#### TO BE DONE
Note each line where "text" appears, and copy it.

*** DATA SECTION ***

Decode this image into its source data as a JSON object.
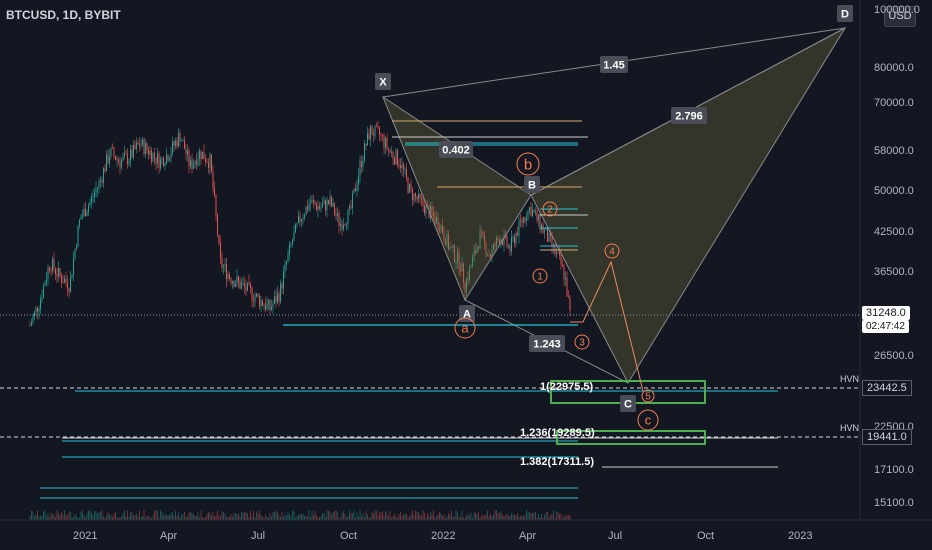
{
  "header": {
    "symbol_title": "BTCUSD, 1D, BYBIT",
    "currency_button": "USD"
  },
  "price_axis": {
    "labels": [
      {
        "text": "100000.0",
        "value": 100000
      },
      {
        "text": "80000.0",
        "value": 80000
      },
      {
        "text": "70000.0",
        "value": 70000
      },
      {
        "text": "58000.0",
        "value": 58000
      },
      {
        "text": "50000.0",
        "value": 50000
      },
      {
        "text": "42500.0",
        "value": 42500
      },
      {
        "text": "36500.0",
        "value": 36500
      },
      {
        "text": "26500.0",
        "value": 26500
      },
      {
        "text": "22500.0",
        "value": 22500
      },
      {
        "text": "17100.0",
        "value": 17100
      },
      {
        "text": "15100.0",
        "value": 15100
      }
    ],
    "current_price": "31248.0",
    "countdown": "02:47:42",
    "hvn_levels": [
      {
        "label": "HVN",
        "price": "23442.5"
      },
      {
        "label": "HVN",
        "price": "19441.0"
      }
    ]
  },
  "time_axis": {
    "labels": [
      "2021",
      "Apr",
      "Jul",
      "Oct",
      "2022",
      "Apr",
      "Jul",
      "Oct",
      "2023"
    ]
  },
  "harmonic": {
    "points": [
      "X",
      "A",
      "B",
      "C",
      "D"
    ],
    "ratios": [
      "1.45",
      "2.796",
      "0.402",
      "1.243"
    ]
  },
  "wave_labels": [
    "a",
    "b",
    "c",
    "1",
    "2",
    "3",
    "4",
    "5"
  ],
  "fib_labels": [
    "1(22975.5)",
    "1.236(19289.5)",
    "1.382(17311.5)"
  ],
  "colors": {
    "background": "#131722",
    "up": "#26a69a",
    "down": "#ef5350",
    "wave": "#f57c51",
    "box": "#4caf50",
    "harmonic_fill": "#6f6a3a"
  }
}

***
*** DATA SECTION ***

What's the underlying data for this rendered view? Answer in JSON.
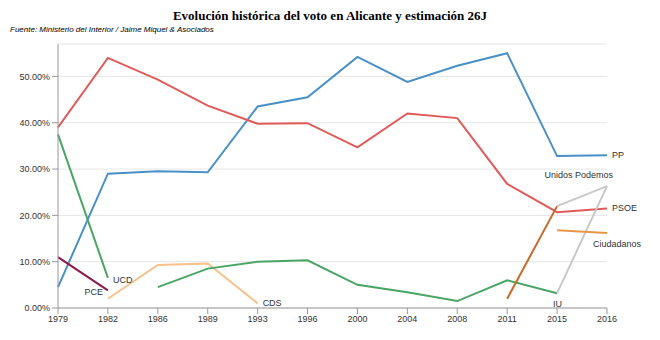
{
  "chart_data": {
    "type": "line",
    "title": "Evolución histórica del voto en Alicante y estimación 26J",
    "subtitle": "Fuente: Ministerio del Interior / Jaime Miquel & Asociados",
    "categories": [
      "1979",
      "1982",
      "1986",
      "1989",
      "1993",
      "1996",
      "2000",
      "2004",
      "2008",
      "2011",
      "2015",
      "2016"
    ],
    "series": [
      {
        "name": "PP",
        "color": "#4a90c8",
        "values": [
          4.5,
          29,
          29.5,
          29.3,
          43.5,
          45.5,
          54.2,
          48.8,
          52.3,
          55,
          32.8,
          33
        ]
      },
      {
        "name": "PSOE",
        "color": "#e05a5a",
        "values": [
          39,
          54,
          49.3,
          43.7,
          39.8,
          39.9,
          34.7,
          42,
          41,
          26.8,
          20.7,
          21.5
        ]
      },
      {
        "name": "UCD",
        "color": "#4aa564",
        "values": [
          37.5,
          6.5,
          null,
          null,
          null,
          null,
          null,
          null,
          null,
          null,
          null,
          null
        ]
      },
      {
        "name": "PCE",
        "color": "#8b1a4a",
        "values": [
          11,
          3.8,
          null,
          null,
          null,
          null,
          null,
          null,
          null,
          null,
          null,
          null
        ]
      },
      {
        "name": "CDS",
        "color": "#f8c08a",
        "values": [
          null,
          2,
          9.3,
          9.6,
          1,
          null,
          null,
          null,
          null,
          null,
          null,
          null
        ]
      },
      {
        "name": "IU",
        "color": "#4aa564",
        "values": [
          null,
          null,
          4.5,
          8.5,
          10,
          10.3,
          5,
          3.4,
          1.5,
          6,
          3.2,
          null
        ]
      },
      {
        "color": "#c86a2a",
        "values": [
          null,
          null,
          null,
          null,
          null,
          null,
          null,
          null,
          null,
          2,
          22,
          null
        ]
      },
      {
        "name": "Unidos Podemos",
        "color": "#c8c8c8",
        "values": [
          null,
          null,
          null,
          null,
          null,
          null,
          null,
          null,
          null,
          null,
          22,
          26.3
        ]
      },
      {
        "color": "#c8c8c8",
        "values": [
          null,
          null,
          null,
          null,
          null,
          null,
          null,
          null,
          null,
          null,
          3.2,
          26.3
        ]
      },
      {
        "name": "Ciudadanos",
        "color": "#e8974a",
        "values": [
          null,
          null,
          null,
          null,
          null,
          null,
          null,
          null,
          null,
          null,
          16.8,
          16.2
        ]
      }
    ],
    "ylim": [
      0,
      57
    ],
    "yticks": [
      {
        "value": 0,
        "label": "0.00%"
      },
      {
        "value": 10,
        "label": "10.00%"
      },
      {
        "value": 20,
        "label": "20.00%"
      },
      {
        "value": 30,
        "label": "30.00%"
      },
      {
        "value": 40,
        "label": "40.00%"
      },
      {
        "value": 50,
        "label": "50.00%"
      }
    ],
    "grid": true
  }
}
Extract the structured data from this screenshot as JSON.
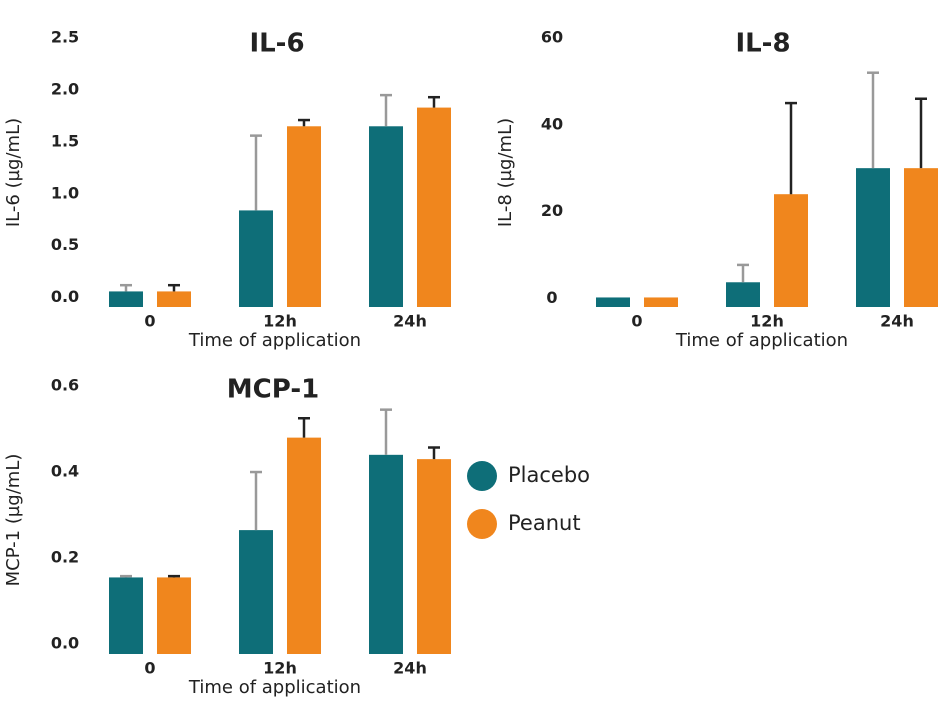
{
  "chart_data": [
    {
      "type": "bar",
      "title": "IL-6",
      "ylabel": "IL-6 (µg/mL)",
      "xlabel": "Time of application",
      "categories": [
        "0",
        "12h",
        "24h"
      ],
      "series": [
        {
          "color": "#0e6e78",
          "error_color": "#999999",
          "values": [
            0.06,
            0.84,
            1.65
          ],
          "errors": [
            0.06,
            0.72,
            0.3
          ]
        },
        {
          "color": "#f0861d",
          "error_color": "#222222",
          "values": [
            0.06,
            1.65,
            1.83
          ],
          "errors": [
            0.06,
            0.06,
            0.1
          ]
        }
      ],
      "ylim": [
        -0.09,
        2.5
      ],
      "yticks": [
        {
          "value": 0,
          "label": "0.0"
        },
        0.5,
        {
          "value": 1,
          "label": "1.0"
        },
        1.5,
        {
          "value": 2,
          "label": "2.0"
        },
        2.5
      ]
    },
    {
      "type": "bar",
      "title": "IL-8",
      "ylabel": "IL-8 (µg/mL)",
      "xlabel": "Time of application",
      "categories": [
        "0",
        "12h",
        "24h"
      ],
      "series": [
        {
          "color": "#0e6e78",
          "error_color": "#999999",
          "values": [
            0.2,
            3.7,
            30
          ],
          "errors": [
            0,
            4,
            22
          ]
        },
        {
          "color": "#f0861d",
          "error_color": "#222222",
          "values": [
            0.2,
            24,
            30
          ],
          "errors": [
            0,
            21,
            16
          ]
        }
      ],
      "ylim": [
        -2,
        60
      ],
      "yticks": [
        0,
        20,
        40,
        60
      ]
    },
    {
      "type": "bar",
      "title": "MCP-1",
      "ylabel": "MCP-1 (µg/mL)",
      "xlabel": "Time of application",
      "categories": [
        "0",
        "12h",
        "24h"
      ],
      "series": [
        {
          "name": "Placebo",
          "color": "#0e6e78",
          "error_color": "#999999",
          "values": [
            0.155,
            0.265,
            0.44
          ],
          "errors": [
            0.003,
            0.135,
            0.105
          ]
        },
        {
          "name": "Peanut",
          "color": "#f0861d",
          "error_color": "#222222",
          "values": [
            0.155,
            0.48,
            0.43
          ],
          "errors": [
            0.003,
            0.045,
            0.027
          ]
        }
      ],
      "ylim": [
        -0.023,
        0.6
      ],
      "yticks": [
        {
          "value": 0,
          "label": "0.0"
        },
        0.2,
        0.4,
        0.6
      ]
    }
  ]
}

***

#### EXERCISE OUTPUT
        "text": "100000.0",
        "text": "80000.0",
        "text": "70000.0",
        "text": "58000.0",
        "text": "50000.0",
        "text": "42500.0",
        "text": "36500.0",
        "text": "26500.0",
        "text": "22500.0",
        "text": "17100.0",
        "text": "15100.0",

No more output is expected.